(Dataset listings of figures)

###

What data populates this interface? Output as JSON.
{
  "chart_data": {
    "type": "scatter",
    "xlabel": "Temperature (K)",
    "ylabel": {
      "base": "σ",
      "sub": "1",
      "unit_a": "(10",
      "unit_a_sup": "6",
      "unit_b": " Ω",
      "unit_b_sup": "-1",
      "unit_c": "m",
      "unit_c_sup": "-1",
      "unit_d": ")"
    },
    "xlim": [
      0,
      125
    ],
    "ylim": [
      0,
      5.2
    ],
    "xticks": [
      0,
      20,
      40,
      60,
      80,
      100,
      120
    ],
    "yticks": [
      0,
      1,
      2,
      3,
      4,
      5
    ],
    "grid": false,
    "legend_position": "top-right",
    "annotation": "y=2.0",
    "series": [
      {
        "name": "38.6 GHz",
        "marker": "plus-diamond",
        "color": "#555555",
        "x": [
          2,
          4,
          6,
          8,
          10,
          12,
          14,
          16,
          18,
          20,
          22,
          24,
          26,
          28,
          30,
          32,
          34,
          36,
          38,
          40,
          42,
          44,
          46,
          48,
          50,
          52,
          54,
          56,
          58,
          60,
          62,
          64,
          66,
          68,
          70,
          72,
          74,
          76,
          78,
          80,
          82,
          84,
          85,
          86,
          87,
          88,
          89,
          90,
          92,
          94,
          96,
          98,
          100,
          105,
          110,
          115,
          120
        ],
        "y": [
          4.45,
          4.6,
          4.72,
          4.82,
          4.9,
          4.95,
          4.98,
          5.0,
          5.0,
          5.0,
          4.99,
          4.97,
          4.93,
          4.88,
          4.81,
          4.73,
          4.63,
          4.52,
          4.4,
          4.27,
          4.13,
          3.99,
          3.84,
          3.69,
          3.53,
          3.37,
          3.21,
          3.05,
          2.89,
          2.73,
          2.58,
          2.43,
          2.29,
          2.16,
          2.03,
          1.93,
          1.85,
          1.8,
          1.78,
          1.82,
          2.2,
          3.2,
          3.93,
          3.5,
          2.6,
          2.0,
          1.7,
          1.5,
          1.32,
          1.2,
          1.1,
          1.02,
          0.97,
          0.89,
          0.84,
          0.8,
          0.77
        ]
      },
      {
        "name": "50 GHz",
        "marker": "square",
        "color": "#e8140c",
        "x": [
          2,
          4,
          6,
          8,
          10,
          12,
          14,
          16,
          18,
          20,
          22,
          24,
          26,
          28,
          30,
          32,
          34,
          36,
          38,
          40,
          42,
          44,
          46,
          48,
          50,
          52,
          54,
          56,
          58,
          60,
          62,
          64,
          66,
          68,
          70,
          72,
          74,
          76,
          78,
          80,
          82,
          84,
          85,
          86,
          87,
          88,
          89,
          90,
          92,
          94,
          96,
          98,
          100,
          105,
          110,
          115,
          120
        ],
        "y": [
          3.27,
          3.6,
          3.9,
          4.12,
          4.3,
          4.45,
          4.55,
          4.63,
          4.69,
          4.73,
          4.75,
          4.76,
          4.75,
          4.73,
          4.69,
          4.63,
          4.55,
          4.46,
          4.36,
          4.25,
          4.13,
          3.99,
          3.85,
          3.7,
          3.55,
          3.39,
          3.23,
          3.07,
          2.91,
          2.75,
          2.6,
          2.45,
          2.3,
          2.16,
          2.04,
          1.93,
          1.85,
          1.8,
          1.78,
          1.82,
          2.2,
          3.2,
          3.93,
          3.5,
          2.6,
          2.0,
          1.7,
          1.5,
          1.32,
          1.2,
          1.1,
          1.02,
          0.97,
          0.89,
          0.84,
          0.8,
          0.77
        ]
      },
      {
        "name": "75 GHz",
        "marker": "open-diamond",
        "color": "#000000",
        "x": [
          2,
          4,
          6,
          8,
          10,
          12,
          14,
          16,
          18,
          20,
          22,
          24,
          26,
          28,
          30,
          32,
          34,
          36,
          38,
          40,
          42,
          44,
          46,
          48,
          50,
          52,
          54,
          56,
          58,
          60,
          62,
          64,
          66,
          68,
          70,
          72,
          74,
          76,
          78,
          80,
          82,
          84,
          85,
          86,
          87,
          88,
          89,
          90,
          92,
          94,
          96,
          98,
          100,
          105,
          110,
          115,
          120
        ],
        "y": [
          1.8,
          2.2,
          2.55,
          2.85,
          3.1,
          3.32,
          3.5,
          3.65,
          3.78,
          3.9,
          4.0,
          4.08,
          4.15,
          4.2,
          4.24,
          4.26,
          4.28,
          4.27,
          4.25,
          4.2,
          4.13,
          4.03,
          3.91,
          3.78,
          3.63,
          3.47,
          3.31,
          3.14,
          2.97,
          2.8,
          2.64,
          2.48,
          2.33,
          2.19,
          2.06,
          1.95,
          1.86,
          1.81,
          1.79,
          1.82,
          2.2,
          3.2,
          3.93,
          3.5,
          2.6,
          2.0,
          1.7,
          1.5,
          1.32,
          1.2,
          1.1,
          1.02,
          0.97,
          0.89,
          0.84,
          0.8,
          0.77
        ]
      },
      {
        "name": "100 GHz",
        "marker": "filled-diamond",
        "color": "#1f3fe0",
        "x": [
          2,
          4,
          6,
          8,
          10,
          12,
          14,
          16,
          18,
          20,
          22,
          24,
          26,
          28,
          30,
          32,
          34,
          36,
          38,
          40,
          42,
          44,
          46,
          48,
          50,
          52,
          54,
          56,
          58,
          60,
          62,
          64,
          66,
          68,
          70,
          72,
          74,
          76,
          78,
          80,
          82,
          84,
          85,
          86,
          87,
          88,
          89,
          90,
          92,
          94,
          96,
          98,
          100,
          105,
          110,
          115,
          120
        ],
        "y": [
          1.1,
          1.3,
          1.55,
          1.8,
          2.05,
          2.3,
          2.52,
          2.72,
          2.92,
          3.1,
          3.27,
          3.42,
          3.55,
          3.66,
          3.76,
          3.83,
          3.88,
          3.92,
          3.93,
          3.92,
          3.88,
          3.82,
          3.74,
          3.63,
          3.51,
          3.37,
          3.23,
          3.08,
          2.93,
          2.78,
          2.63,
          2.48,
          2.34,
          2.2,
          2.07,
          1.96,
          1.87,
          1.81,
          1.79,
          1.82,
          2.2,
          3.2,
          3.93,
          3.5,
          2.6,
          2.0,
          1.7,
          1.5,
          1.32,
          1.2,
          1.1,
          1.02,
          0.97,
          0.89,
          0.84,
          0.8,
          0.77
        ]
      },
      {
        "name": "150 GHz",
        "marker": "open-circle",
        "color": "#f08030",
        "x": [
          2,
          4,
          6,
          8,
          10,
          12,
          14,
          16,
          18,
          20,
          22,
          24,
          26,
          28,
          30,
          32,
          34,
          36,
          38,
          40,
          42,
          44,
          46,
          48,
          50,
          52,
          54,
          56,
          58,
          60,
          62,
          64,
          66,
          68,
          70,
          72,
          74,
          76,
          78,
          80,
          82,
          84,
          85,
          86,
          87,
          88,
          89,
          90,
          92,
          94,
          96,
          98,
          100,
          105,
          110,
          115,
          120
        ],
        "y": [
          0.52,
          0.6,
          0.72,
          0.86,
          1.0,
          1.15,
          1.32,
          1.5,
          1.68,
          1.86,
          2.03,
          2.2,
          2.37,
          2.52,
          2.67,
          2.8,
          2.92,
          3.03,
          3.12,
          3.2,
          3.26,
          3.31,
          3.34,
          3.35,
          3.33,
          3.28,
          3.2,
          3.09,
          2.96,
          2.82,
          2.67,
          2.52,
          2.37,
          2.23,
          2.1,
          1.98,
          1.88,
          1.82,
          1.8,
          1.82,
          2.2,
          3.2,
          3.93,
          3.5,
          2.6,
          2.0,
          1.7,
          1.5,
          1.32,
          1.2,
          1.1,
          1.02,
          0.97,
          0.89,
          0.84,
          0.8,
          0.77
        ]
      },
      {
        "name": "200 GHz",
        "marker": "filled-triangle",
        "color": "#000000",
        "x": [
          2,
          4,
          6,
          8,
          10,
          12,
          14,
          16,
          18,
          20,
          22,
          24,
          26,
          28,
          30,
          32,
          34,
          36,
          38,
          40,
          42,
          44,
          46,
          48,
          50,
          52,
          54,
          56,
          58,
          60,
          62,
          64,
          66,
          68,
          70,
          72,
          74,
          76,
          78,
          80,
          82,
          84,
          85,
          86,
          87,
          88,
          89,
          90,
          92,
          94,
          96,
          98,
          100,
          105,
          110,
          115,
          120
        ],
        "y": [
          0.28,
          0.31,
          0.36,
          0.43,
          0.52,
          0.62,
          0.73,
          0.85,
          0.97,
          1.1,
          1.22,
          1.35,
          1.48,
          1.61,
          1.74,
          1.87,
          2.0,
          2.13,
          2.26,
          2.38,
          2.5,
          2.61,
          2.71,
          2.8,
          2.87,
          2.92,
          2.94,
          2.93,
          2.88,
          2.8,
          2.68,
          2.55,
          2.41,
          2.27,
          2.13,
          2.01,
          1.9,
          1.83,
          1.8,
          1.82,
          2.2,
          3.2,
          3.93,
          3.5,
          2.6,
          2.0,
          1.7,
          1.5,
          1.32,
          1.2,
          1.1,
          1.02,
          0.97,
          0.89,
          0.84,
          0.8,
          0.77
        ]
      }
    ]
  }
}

###

* TASK PROMPT:
List each line in the listing that contains the string "name".

* RESPONSE TO THIS EXERCISE:
        "name": "38.6 GHz",
        "name": "50 GHz",
        "name": "75 GHz",
        "name": "100 GHz",
        "name": "150 GHz",
        "name": "200 GHz",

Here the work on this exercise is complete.